=== Objective ===
Write out the whole listing exactly as it stands.

=== Dataset items ===
▬▬▬▬▬▬▬▬▬▬
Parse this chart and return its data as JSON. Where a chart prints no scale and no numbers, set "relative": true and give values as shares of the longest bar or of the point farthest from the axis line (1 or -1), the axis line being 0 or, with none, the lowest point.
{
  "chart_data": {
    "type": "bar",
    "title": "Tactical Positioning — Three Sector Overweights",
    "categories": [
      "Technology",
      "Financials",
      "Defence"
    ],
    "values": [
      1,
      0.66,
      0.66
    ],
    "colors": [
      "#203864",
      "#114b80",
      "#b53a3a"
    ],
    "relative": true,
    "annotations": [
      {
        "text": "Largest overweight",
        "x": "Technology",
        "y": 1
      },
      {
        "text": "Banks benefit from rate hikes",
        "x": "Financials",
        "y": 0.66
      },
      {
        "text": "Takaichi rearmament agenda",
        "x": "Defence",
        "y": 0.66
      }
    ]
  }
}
▬▬▬▬▬▬▬▬▬▬
=== Task output ===
Parse this chart and return its data as JSON. Where a chart prints no scale and no numbers, set "relative": true and give values as shares of the longest bar or of the point farthest from the axis line (1 or -1), the axis line being 0 or, with none, the lowest point.
{
  "chart_data": {
    "type": "bar",
    "title": "Tactical Positioning — Three Sector Overweights",
    "categories": [
      "Technology",
      "Financials",
      "Defence"
    ],
    "values": [
      1,
      0.66,
      0.66
    ],
    "colors": [
      "#203864",
      "#114b80",
      "#b53a3a"
    ],
    "relative": true,
    "annotations": [
      {
        "text": "Largest overweight",
        "x": "Technology",
        "y": 1
      },
      {
        "text": "Banks benefit from rate hikes",
        "x": "Financials",
        "y": 0.66
      },
      {
        "text": "Takaichi rearmament agenda",
        "x": "Defence",
        "y": 0.66
      }
    ]
  }
}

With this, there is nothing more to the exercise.